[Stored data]
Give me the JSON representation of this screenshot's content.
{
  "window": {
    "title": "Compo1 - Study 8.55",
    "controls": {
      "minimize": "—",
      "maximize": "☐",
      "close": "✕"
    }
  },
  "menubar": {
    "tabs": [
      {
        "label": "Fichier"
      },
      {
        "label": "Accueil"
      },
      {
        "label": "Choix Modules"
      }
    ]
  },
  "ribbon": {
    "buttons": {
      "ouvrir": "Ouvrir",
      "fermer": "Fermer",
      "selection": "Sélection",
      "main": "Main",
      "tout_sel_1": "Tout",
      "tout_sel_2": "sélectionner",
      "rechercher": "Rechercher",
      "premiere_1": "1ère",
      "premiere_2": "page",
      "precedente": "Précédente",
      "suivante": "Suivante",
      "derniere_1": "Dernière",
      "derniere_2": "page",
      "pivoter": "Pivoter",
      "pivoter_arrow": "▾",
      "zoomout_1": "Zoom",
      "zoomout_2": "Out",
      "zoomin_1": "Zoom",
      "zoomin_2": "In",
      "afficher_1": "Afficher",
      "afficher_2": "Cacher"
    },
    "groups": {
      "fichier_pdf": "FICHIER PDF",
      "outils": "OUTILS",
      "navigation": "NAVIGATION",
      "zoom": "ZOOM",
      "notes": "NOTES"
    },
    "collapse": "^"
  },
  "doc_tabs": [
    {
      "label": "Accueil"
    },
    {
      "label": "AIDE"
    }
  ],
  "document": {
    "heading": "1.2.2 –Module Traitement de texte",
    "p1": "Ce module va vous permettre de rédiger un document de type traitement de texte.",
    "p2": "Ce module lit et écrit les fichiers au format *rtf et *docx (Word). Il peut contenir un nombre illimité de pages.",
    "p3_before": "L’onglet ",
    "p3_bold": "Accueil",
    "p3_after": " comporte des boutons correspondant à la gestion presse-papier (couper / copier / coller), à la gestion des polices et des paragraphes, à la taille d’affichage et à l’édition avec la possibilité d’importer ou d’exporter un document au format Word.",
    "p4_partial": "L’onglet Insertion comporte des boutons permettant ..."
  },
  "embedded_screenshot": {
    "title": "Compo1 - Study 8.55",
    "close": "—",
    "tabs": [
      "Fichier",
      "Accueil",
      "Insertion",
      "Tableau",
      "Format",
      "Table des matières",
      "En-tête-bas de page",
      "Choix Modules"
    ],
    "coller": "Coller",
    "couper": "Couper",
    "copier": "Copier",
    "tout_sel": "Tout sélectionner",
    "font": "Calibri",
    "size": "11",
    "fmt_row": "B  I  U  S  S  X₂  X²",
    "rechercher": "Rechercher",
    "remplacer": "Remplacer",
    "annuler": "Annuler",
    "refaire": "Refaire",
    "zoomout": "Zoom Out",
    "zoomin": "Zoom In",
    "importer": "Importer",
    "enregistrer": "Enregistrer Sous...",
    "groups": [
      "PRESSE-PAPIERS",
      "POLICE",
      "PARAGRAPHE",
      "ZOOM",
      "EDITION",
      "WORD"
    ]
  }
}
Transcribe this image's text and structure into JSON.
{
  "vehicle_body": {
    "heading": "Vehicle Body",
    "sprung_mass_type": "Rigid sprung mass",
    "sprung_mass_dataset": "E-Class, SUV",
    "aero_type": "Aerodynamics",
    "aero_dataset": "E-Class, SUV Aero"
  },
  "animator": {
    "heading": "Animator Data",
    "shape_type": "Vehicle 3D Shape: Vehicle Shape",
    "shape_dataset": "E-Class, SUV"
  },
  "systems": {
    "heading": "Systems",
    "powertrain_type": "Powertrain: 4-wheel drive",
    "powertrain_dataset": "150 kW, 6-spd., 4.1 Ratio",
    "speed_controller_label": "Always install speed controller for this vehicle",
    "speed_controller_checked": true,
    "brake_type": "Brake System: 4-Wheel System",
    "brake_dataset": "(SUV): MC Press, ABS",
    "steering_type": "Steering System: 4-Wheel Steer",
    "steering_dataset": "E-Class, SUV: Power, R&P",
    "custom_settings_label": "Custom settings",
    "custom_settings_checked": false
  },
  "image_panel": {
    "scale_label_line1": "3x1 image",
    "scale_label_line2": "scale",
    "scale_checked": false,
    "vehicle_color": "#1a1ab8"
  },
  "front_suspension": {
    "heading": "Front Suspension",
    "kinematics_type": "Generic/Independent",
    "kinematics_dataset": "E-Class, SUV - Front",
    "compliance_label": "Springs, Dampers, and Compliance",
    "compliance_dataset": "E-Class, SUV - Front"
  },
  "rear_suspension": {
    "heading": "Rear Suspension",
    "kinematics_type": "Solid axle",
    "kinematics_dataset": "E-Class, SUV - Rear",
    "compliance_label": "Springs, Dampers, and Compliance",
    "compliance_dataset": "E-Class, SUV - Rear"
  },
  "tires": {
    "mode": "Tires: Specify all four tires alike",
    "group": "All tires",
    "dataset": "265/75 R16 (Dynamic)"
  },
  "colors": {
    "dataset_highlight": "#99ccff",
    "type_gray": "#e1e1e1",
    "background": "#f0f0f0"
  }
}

# [YOUR INSTRUCTIONS]
Output an exact copy of each record.

# [RIGHT ANSWER]
Give me the JSON representation of this screenshot's content.
{
  "window": {
    "title": "Compo1 - Study 8.55",
    "controls": {
      "minimize": "—",
      "maximize": "☐",
      "close": "✕"
    }
  },
  "menubar": {
    "tabs": [
      {
        "label": "Fichier"
      },
      {
        "label": "Accueil"
      },
      {
        "label": "Choix Modules"
      }
    ]
  },
  "ribbon": {
    "buttons": {
      "ouvrir": "Ouvrir",
      "fermer": "Fermer",
      "selection": "Sélection",
      "main": "Main",
      "tout_sel_1": "Tout",
      "tout_sel_2": "sélectionner",
      "rechercher": "Rechercher",
      "premiere_1": "1ère",
      "premiere_2": "page",
      "precedente": "Précédente",
      "suivante": "Suivante",
      "derniere_1": "Dernière",
      "derniere_2": "page",
      "pivoter": "Pivoter",
      "pivoter_arrow": "▾",
      "zoomout_1": "Zoom",
      "zoomout_2": "Out",
      "zoomin_1": "Zoom",
      "zoomin_2": "In",
      "afficher_1": "Afficher",
      "afficher_2": "Cacher"
    },
    "groups": {
      "fichier_pdf": "FICHIER PDF",
      "outils": "OUTILS",
      "navigation": "NAVIGATION",
      "zoom": "ZOOM",
      "notes": "NOTES"
    },
    "collapse": "^"
  },
  "doc_tabs": [
    {
      "label": "Accueil"
    },
    {
      "label": "AIDE"
    }
  ],
  "document": {
    "heading": "1.2.2 –Module Traitement de texte",
    "p1": "Ce module va vous permettre de rédiger un document de type traitement de texte.",
    "p2": "Ce module lit et écrit les fichiers au format *rtf et *docx (Word). Il peut contenir un nombre illimité de pages.",
    "p3_before": "L’onglet ",
    "p3_bold": "Accueil",
    "p3_after": " comporte des boutons correspondant à la gestion presse-papier (couper / copier / coller), à la gestion des polices et des paragraphes, à la taille d’affichage et à l’édition avec la possibilité d’importer ou d’exporter un document au format Word.",
    "p4_partial": "L’onglet Insertion comporte des boutons permettant ..."
  },
  "embedded_screenshot": {
    "title": "Compo1 - Study 8.55",
    "close": "—",
    "tabs": [
      "Fichier",
      "Accueil",
      "Insertion",
      "Tableau",
      "Format",
      "Table des matières",
      "En-tête-bas de page",
      "Choix Modules"
    ],
    "coller": "Coller",
    "couper": "Couper",
    "copier": "Copier",
    "tout_sel": "Tout sélectionner",
    "font": "Calibri",
    "size": "11",
    "fmt_row": "B  I  U  S  S  X₂  X²",
    "rechercher": "Rechercher",
    "remplacer": "Remplacer",
    "annuler": "Annuler",
    "refaire": "Refaire",
    "zoomout": "Zoom Out",
    "zoomin": "Zoom In",
    "importer": "Importer",
    "enregistrer": "Enregistrer Sous...",
    "groups": [
      "PRESSE-PAPIERS",
      "POLICE",
      "PARAGRAPHE",
      "ZOOM",
      "EDITION",
      "WORD"
    ]
  }
}
Transcribe this image's text and structure into JSON.
{
  "vehicle_body": {
    "heading": "Vehicle Body",
    "sprung_mass_type": "Rigid sprung mass",
    "sprung_mass_dataset": "E-Class, SUV",
    "aero_type": "Aerodynamics",
    "aero_dataset": "E-Class, SUV Aero"
  },
  "animator": {
    "heading": "Animator Data",
    "shape_type": "Vehicle 3D Shape: Vehicle Shape",
    "shape_dataset": "E-Class, SUV"
  },
  "systems": {
    "heading": "Systems",
    "powertrain_type": "Powertrain: 4-wheel drive",
    "powertrain_dataset": "150 kW, 6-spd., 4.1 Ratio",
    "speed_controller_label": "Always install speed controller for this vehicle",
    "speed_controller_checked": true,
    "brake_type": "Brake System: 4-Wheel System",
    "brake_dataset": "(SUV): MC Press, ABS",
    "steering_type": "Steering System: 4-Wheel Steer",
    "steering_dataset": "E-Class, SUV: Power, R&P",
    "custom_settings_label": "Custom settings",
    "custom_settings_checked": false
  },
  "image_panel": {
    "scale_label_line1": "3x1 image",
    "scale_label_line2": "scale",
    "scale_checked": false,
    "vehicle_color": "#1a1ab8"
  },
  "front_suspension": {
    "heading": "Front Suspension",
    "kinematics_type": "Generic/Independent",
    "kinematics_dataset": "E-Class, SUV - Front",
    "compliance_label": "Springs, Dampers, and Compliance",
    "compliance_dataset": "E-Class, SUV - Front"
  },
  "rear_suspension": {
    "heading": "Rear Suspension",
    "kinematics_type": "Solid axle",
    "kinematics_dataset": "E-Class, SUV - Rear",
    "compliance_label": "Springs, Dampers, and Compliance",
    "compliance_dataset": "E-Class, SUV - Rear"
  },
  "tires": {
    "mode": "Tires: Specify all four tires alike",
    "group": "All tires",
    "dataset": "265/75 R16 (Dynamic)"
  },
  "colors": {
    "dataset_highlight": "#99ccff",
    "type_gray": "#e1e1e1",
    "background": "#f0f0f0"
  }
}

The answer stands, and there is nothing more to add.